DATA PROVIDED:
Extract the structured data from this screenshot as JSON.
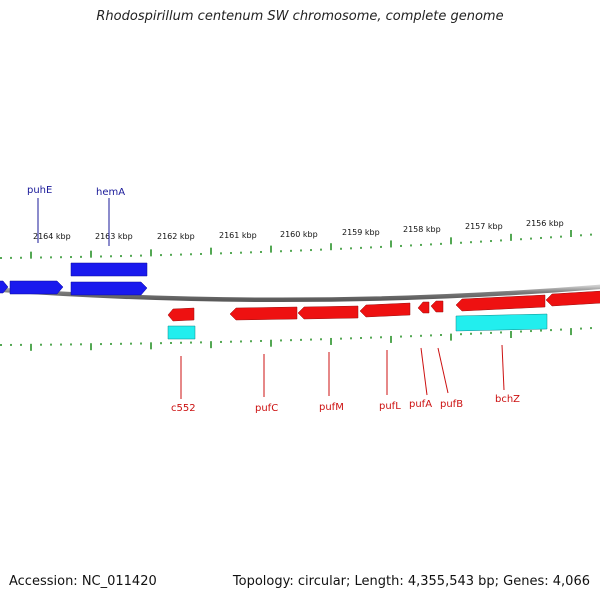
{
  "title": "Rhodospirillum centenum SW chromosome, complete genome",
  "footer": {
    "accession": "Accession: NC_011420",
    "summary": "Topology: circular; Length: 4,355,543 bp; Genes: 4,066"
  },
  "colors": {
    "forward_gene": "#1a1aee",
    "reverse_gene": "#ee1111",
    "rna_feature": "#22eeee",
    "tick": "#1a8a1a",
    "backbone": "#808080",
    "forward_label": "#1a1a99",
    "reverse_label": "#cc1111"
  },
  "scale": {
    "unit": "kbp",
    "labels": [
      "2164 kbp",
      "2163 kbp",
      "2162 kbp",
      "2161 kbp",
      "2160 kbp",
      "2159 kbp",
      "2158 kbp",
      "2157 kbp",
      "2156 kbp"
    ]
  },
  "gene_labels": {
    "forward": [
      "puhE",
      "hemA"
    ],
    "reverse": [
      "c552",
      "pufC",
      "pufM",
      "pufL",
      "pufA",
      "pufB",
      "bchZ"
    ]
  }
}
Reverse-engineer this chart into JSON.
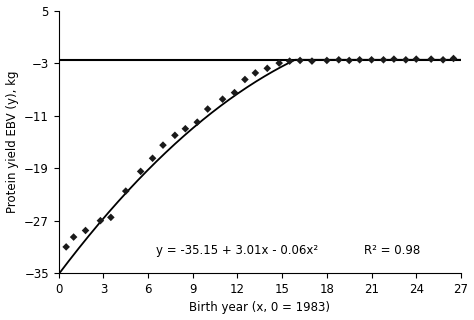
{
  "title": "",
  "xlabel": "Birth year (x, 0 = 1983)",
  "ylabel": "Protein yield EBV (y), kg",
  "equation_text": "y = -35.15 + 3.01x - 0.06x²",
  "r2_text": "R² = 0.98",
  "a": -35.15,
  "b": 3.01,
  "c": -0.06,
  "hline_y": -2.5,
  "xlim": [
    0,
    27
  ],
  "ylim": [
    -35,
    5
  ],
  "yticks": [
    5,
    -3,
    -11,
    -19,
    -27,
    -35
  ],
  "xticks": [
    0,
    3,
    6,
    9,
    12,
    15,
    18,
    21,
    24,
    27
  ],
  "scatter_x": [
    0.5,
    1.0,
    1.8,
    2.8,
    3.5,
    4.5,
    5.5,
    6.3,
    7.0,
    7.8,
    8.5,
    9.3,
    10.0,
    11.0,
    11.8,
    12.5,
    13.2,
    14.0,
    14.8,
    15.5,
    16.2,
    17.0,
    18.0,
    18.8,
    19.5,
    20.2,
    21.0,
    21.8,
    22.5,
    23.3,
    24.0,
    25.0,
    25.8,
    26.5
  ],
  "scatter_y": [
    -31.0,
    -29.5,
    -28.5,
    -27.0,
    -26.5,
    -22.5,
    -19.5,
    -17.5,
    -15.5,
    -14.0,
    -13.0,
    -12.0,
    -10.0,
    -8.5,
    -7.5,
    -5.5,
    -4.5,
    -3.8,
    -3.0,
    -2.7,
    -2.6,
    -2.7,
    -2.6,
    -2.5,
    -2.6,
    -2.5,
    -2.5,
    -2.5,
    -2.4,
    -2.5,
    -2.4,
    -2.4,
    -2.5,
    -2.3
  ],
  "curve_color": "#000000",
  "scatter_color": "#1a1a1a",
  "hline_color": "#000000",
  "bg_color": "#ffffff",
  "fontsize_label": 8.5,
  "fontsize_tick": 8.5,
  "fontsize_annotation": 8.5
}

WHAT YOU SHOULD DO: Print the stretch of the data from the line with "Reverse-engineer this chart into JSON." through its last line, exactly and with both ends kept. Omit pictures.

THE COMPLETED TASK:
Reverse-engineer this chart into JSON.
{
  "title": "",
  "xlabel": "Birth year (x, 0 = 1983)",
  "ylabel": "Protein yield EBV (y), kg",
  "equation_text": "y = -35.15 + 3.01x - 0.06x²",
  "r2_text": "R² = 0.98",
  "a": -35.15,
  "b": 3.01,
  "c": -0.06,
  "hline_y": -2.5,
  "xlim": [
    0,
    27
  ],
  "ylim": [
    -35,
    5
  ],
  "yticks": [
    5,
    -3,
    -11,
    -19,
    -27,
    -35
  ],
  "xticks": [
    0,
    3,
    6,
    9,
    12,
    15,
    18,
    21,
    24,
    27
  ],
  "scatter_x": [
    0.5,
    1.0,
    1.8,
    2.8,
    3.5,
    4.5,
    5.5,
    6.3,
    7.0,
    7.8,
    8.5,
    9.3,
    10.0,
    11.0,
    11.8,
    12.5,
    13.2,
    14.0,
    14.8,
    15.5,
    16.2,
    17.0,
    18.0,
    18.8,
    19.5,
    20.2,
    21.0,
    21.8,
    22.5,
    23.3,
    24.0,
    25.0,
    25.8,
    26.5
  ],
  "scatter_y": [
    -31.0,
    -29.5,
    -28.5,
    -27.0,
    -26.5,
    -22.5,
    -19.5,
    -17.5,
    -15.5,
    -14.0,
    -13.0,
    -12.0,
    -10.0,
    -8.5,
    -7.5,
    -5.5,
    -4.5,
    -3.8,
    -3.0,
    -2.7,
    -2.6,
    -2.7,
    -2.6,
    -2.5,
    -2.6,
    -2.5,
    -2.5,
    -2.5,
    -2.4,
    -2.5,
    -2.4,
    -2.4,
    -2.5,
    -2.3
  ],
  "curve_color": "#000000",
  "scatter_color": "#1a1a1a",
  "hline_color": "#000000",
  "bg_color": "#ffffff",
  "fontsize_label": 8.5,
  "fontsize_tick": 8.5,
  "fontsize_annotation": 8.5
}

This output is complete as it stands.